# [Supplied data]
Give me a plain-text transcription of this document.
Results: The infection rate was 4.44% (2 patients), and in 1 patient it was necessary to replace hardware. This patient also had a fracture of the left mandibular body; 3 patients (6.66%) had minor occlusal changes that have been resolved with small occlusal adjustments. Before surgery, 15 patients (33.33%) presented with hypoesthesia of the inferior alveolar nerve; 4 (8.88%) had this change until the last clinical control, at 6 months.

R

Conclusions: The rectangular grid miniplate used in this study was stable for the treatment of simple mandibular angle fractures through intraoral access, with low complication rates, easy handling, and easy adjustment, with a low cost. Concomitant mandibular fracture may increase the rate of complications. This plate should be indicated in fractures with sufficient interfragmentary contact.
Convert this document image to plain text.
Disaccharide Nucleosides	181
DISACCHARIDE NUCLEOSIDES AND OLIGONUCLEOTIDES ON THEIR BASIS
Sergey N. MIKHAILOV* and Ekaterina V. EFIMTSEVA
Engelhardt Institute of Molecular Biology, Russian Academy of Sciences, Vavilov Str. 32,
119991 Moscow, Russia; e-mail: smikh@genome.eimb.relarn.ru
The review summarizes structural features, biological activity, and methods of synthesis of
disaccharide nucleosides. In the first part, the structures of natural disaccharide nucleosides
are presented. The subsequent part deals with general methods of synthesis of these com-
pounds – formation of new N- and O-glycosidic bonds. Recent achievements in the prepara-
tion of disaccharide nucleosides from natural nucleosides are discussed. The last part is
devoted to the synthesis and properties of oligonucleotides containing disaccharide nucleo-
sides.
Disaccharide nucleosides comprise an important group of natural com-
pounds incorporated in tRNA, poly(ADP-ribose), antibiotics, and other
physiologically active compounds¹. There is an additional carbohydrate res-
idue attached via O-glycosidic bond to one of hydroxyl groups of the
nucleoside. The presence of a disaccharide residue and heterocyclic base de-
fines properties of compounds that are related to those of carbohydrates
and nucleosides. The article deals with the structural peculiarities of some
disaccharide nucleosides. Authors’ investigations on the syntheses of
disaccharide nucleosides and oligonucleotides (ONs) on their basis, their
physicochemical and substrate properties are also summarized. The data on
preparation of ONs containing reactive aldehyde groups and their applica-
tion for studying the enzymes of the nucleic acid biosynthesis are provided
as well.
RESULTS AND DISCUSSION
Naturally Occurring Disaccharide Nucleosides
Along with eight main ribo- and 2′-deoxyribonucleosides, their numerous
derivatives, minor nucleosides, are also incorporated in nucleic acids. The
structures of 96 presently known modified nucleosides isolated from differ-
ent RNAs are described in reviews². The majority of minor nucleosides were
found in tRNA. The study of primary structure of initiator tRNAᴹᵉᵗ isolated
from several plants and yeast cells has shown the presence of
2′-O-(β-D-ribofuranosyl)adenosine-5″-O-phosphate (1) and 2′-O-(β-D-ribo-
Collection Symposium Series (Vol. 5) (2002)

# [Problem statement]
Each of the entries above should be written out again exactly.

# [Exercise result]
Give me a plain-text transcription of this document.
Results: The infection rate was 4.44% (2 patients), and in 1 patient it was necessary to replace hardware. This patient also had a fracture of the left mandibular body; 3 patients (6.66%) had minor occlusal changes that have been resolved with small occlusal adjustments. Before surgery, 15 patients (33.33%) presented with hypoesthesia of the inferior alveolar nerve; 4 (8.88%) had this change until the last clinical control, at 6 months.

R

Conclusions: The rectangular grid miniplate used in this study was stable for the treatment of simple mandibular angle fractures through intraoral access, with low complication rates, easy handling, and easy adjustment, with a low cost. Concomitant mandibular fracture may increase the rate of complications. This plate should be indicated in fractures with sufficient interfragmentary contact.
Convert this document image to plain text.
Disaccharide Nucleosides	181
DISACCHARIDE NUCLEOSIDES AND OLIGONUCLEOTIDES ON THEIR BASIS
Sergey N. MIKHAILOV* and Ekaterina V. EFIMTSEVA
Engelhardt Institute of Molecular Biology, Russian Academy of Sciences, Vavilov Str. 32,
119991 Moscow, Russia; e-mail: smikh@genome.eimb.relarn.ru
The review summarizes structural features, biological activity, and methods of synthesis of
disaccharide nucleosides. In the first part, the structures of natural disaccharide nucleosides
are presented. The subsequent part deals with general methods of synthesis of these com-
pounds – formation of new N- and O-glycosidic bonds. Recent achievements in the prepara-
tion of disaccharide nucleosides from natural nucleosides are discussed. The last part is
devoted to the synthesis and properties of oligonucleotides containing disaccharide nucleo-
sides.
Disaccharide nucleosides comprise an important group of natural com-
pounds incorporated in tRNA, poly(ADP-ribose), antibiotics, and other
physiologically active compounds¹. There is an additional carbohydrate res-
idue attached via O-glycosidic bond to one of hydroxyl groups of the
nucleoside. The presence of a disaccharide residue and heterocyclic base de-
fines properties of compounds that are related to those of carbohydrates
and nucleosides. The article deals with the structural peculiarities of some
disaccharide nucleosides. Authors’ investigations on the syntheses of
disaccharide nucleosides and oligonucleotides (ONs) on their basis, their
physicochemical and substrate properties are also summarized. The data on
preparation of ONs containing reactive aldehyde groups and their applica-
tion for studying the enzymes of the nucleic acid biosynthesis are provided
as well.
RESULTS AND DISCUSSION
Naturally Occurring Disaccharide Nucleosides
Along with eight main ribo- and 2′-deoxyribonucleosides, their numerous
derivatives, minor nucleosides, are also incorporated in nucleic acids. The
structures of 96 presently known modified nucleosides isolated from differ-
ent RNAs are described in reviews². The majority of minor nucleosides were
found in tRNA. The study of primary structure of initiator tRNAᴹᵉᵗ isolated
from several plants and yeast cells has shown the presence of
2′-O-(β-D-ribofuranosyl)adenosine-5″-O-phosphate (1) and 2′-O-(β-D-ribo-
Collection Symposium Series (Vol. 5) (2002)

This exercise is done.